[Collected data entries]
## START

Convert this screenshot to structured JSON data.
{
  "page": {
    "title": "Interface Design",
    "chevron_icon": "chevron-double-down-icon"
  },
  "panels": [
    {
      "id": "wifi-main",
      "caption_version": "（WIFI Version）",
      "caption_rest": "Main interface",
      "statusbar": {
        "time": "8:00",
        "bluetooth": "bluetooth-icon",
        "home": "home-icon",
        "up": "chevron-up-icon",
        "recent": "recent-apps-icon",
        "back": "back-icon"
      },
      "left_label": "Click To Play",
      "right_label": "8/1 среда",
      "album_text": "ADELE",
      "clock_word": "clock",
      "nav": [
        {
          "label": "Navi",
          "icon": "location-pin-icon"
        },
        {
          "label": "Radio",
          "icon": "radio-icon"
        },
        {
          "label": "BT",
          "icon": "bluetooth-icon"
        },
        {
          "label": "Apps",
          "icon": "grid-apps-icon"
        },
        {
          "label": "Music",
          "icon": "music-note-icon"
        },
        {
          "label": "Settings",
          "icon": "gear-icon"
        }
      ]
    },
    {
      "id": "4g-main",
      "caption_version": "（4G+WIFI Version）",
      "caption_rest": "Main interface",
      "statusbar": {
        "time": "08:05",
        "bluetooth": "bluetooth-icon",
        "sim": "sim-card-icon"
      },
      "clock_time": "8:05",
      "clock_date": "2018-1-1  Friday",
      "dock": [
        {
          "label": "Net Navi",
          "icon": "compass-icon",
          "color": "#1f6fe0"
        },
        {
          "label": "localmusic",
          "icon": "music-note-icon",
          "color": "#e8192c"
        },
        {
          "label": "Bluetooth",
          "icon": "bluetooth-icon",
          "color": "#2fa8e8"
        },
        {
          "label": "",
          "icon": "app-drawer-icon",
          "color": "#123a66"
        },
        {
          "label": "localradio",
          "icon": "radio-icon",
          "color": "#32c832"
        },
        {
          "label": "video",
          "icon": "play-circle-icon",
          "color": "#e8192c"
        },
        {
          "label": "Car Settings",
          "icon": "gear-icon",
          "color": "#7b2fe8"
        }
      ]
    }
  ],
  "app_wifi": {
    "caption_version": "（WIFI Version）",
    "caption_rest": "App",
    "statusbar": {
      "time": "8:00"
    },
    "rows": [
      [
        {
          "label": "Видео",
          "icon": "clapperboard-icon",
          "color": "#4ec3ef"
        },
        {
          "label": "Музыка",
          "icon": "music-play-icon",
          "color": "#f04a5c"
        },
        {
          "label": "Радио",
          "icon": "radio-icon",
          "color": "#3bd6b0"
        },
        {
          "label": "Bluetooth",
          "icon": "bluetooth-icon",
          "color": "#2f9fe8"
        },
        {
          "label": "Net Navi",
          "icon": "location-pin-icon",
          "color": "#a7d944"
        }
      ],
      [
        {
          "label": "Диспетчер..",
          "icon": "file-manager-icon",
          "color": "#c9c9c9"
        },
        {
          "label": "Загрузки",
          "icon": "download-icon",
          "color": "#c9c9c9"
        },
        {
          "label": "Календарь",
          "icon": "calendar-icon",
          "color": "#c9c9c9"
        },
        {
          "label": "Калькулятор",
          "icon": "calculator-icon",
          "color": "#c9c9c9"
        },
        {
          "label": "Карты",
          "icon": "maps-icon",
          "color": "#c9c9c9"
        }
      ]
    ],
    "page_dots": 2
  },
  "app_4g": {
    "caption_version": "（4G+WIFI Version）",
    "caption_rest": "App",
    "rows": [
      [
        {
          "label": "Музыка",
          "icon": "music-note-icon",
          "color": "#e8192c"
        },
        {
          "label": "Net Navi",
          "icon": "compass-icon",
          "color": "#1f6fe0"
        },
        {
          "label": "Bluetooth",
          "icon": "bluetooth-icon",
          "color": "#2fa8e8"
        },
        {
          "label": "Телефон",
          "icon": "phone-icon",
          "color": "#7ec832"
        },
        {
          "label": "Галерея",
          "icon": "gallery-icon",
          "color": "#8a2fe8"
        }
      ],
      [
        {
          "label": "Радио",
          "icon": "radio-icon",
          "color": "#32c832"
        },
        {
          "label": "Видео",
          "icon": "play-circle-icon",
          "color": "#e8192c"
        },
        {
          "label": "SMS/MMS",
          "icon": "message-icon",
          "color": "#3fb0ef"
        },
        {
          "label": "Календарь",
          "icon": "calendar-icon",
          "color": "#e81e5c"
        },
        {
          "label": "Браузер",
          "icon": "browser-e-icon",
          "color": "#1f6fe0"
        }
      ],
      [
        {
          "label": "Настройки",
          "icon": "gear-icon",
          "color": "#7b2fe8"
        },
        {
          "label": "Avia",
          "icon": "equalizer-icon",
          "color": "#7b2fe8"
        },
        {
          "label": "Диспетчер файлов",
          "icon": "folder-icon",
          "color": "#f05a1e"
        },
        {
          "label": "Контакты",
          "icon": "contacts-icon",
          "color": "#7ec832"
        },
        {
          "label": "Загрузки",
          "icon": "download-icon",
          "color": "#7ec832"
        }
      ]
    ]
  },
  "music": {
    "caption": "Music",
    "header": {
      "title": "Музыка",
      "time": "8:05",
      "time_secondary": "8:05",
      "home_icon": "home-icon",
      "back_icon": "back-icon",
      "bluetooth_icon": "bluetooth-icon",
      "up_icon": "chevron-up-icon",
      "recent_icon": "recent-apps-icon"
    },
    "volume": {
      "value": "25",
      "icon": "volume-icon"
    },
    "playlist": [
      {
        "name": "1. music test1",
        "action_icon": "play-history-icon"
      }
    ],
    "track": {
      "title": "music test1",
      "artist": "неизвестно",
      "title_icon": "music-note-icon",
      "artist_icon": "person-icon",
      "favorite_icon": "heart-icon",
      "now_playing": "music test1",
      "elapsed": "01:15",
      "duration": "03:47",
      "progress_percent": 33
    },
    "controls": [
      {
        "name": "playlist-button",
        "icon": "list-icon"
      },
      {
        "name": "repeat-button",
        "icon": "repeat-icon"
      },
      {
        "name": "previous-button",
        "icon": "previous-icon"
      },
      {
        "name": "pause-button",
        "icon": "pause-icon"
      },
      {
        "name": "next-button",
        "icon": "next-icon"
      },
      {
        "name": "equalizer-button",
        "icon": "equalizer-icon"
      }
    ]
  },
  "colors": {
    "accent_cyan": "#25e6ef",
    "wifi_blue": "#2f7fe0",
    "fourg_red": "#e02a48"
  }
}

## END

§ **Problem requirements**
Look through the material above and pick out each line holding the word "recent".

§ **Output for this exercise**
        "recent": "recent-apps-icon",
      "recent_icon": "recent-apps-icon"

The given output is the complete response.